→ STATED EXERCISE
Pull out of the material below every line from the line with "legend-swatch (1200, 831, 1206, 837)" to the line with "point-mtcswa (824, 687, 831, 694)", both of those included, and reproduce each one character for character.

_____

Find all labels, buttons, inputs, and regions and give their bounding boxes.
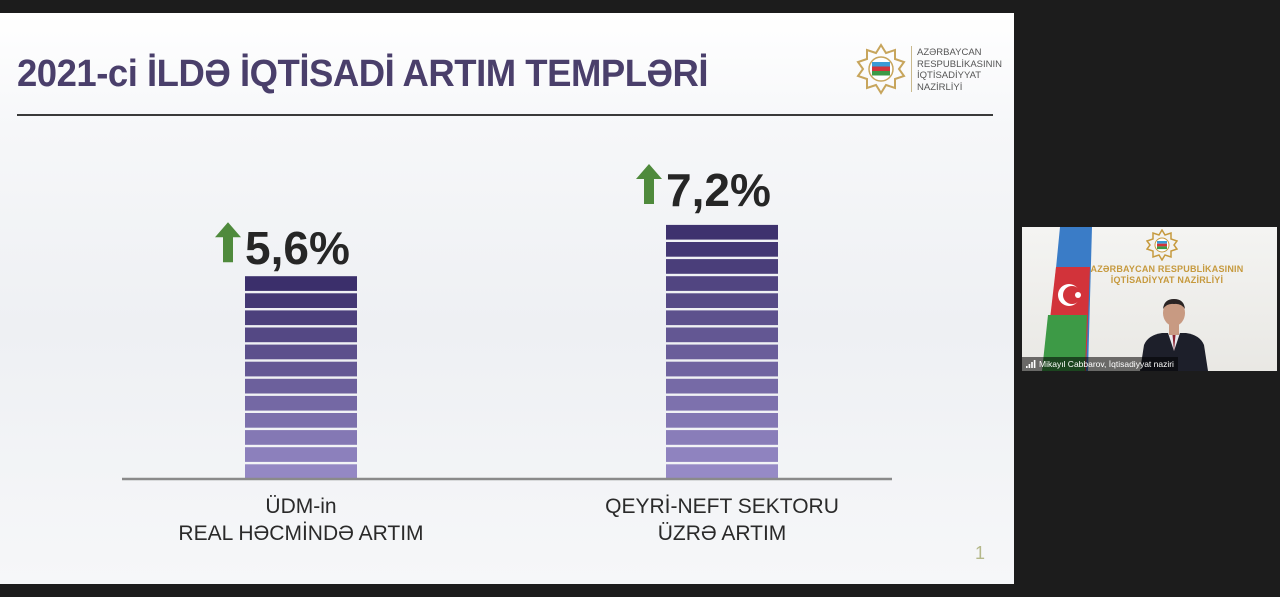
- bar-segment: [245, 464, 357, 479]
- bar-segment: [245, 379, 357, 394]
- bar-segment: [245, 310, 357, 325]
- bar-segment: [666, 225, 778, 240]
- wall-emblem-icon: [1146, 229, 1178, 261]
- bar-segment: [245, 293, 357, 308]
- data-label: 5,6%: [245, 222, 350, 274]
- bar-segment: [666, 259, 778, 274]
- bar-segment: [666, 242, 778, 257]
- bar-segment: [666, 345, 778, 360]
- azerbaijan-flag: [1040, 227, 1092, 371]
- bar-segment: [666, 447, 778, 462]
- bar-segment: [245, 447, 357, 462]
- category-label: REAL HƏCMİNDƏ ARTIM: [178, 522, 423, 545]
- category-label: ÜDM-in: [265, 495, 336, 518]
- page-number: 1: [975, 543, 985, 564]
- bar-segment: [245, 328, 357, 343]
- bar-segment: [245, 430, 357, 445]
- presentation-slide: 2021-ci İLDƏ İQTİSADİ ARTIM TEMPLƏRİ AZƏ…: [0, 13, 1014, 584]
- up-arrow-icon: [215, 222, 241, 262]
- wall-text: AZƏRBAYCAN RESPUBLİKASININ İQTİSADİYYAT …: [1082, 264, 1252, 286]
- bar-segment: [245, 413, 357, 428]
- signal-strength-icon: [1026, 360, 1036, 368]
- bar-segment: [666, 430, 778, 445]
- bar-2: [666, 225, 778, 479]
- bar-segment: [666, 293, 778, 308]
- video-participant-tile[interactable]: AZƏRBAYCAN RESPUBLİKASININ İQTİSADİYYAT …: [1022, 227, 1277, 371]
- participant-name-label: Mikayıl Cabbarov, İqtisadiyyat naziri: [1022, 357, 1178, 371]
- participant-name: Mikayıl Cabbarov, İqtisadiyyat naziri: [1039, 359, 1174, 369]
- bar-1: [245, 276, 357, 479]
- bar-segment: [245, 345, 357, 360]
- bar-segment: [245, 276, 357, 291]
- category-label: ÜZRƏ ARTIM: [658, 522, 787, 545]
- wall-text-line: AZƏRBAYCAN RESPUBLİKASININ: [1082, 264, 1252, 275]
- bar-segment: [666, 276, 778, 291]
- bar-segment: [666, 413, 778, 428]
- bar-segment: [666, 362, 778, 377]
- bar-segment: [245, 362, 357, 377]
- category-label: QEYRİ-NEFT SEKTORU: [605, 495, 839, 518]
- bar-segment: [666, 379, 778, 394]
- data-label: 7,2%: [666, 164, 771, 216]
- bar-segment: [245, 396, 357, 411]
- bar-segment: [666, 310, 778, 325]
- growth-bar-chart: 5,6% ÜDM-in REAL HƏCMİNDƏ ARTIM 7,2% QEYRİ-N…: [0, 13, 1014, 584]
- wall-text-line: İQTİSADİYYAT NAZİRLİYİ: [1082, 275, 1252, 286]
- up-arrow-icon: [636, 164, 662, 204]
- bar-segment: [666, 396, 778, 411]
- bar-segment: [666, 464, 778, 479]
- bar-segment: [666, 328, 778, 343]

_____

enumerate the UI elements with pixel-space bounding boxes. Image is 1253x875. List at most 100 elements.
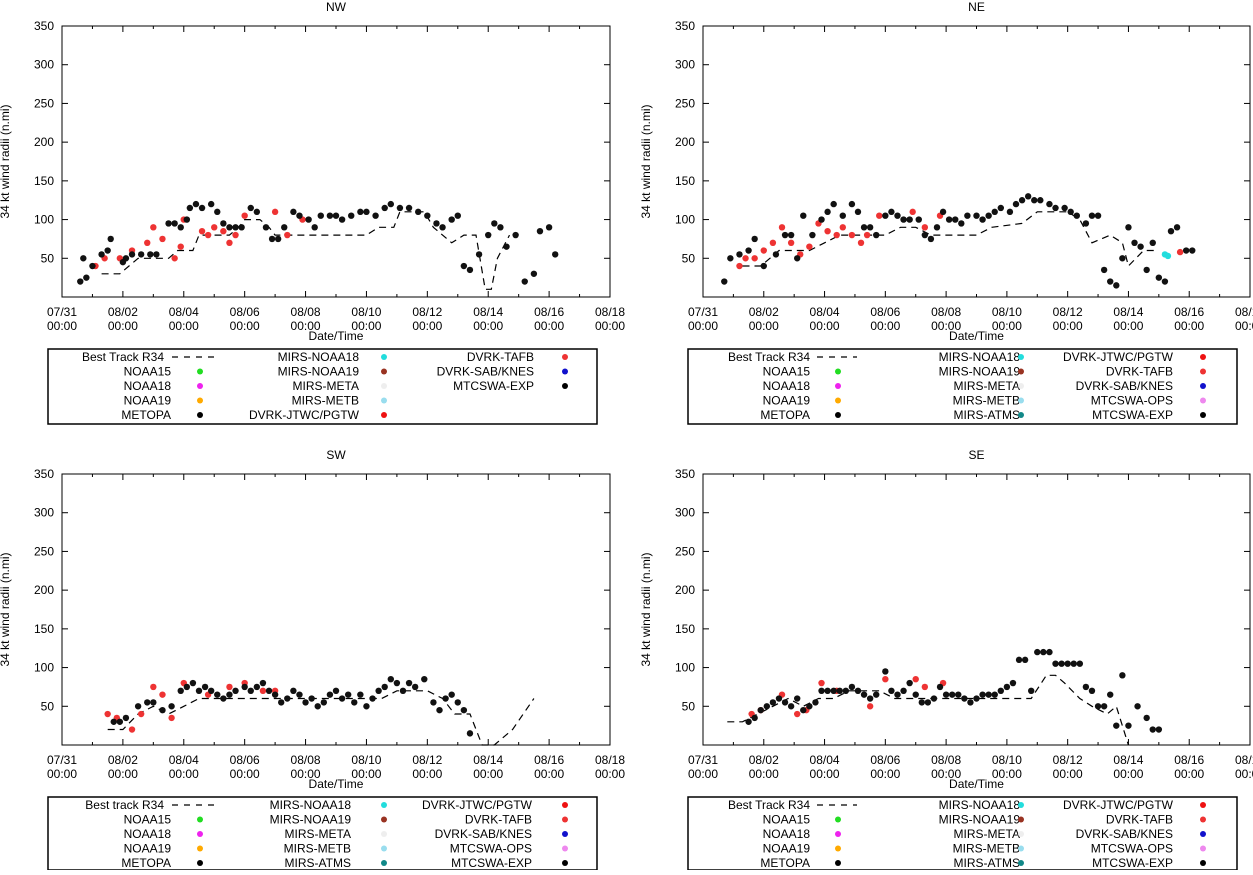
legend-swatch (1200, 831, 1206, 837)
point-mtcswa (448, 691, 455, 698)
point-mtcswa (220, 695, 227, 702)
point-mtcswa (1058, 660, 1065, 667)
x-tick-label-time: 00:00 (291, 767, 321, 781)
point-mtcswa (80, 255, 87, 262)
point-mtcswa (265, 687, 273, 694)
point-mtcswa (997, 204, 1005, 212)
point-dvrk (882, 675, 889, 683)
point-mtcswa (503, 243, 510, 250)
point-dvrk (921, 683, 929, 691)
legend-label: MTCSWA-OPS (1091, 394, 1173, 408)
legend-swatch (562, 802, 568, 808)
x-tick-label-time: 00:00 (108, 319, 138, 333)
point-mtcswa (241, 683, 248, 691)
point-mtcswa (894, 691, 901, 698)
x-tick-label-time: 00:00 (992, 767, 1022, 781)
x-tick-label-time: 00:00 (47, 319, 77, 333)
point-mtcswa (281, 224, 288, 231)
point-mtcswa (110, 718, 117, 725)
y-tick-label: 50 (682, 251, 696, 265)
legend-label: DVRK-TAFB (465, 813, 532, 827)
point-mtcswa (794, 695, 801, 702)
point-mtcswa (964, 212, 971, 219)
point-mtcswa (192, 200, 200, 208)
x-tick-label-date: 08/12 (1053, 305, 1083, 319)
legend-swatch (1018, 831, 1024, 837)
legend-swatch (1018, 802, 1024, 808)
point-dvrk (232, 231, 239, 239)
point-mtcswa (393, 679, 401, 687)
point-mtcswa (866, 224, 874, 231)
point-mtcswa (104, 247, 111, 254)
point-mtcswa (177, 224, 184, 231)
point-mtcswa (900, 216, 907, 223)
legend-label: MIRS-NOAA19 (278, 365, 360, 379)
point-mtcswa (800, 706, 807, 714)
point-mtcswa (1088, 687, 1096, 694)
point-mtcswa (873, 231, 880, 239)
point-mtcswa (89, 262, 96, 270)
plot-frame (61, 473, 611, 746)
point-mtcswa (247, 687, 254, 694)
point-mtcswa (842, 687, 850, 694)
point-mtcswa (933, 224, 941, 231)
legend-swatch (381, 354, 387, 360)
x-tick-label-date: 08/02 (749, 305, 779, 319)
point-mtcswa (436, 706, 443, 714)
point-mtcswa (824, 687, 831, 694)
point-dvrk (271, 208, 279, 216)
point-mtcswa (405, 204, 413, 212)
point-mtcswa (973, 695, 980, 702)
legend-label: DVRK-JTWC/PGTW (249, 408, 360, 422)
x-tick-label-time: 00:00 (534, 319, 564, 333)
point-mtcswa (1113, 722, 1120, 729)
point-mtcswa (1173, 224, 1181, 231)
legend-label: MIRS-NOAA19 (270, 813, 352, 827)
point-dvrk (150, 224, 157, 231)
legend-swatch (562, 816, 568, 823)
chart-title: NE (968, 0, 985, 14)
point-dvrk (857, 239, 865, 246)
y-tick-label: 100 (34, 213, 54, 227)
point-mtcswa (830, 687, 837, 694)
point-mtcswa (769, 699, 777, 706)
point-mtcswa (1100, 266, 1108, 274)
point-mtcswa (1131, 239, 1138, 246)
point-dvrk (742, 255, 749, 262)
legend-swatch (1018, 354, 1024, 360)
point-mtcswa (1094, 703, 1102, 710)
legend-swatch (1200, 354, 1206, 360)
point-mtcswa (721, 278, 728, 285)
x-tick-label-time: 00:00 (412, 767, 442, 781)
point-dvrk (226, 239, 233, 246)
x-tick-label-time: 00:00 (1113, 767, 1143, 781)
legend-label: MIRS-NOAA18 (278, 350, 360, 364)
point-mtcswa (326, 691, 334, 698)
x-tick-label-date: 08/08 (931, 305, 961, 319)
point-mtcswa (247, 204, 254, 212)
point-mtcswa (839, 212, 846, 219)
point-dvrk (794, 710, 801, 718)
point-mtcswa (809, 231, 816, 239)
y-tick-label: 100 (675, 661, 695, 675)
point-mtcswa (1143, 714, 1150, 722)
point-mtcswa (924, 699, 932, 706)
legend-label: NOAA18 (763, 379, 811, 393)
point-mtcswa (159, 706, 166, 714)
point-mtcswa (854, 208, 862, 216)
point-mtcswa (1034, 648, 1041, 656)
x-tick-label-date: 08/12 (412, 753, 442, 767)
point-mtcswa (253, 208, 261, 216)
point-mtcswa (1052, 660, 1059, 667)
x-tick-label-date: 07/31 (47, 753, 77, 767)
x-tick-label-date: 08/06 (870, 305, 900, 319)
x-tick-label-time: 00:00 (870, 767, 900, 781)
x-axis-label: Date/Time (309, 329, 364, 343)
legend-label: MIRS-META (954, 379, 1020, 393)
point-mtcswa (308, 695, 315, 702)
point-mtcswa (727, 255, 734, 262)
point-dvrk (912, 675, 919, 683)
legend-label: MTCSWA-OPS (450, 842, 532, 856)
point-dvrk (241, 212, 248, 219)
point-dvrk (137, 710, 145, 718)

_____

→ RESPONSE
legend-swatch (1200, 831, 1206, 837)
point-mtcswa (448, 691, 455, 698)
point-mtcswa (220, 695, 227, 702)
point-mtcswa (1058, 660, 1065, 667)
x-tick-label-time: 00:00 (291, 767, 321, 781)
point-mtcswa (80, 255, 87, 262)
point-mtcswa (265, 687, 273, 694)
point-mtcswa (997, 204, 1005, 212)
point-dvrk (882, 675, 889, 683)
point-mtcswa (503, 243, 510, 250)
point-dvrk (921, 683, 929, 691)
legend-label: MTCSWA-OPS (1091, 394, 1173, 408)
legend-swatch (562, 802, 568, 808)
x-tick-label-time: 00:00 (108, 319, 138, 333)
point-mtcswa (241, 683, 248, 691)
point-mtcswa (894, 691, 901, 698)
x-tick-label-time: 00:00 (992, 767, 1022, 781)
x-tick-label-time: 00:00 (47, 319, 77, 333)
point-mtcswa (281, 224, 288, 231)
point-mtcswa (110, 718, 117, 725)
y-tick-label: 50 (682, 251, 696, 265)
legend-label: DVRK-TAFB (465, 813, 532, 827)
point-mtcswa (794, 695, 801, 702)
point-mtcswa (964, 212, 971, 219)
point-mtcswa (192, 200, 200, 208)
x-tick-label-date: 08/12 (1053, 305, 1083, 319)
legend-swatch (1018, 831, 1024, 837)
legend-swatch (1018, 802, 1024, 808)
point-dvrk (232, 231, 239, 239)
point-mtcswa (393, 679, 401, 687)
point-mtcswa (866, 224, 874, 231)
point-mtcswa (104, 247, 111, 254)
point-mtcswa (177, 224, 184, 231)
point-mtcswa (900, 216, 907, 223)
legend-label: MIRS-NOAA19 (278, 365, 360, 379)
point-mtcswa (800, 706, 807, 714)
point-mtcswa (1088, 687, 1096, 694)
point-mtcswa (873, 231, 880, 239)
point-mtcswa (89, 262, 96, 270)
plot-frame (61, 473, 611, 746)
point-mtcswa (247, 687, 254, 694)
point-mtcswa (842, 687, 850, 694)
point-mtcswa (933, 224, 941, 231)
legend-swatch (381, 354, 387, 360)
x-tick-label-date: 08/02 (749, 305, 779, 319)
point-mtcswa (436, 706, 443, 714)
point-mtcswa (824, 687, 831, 694)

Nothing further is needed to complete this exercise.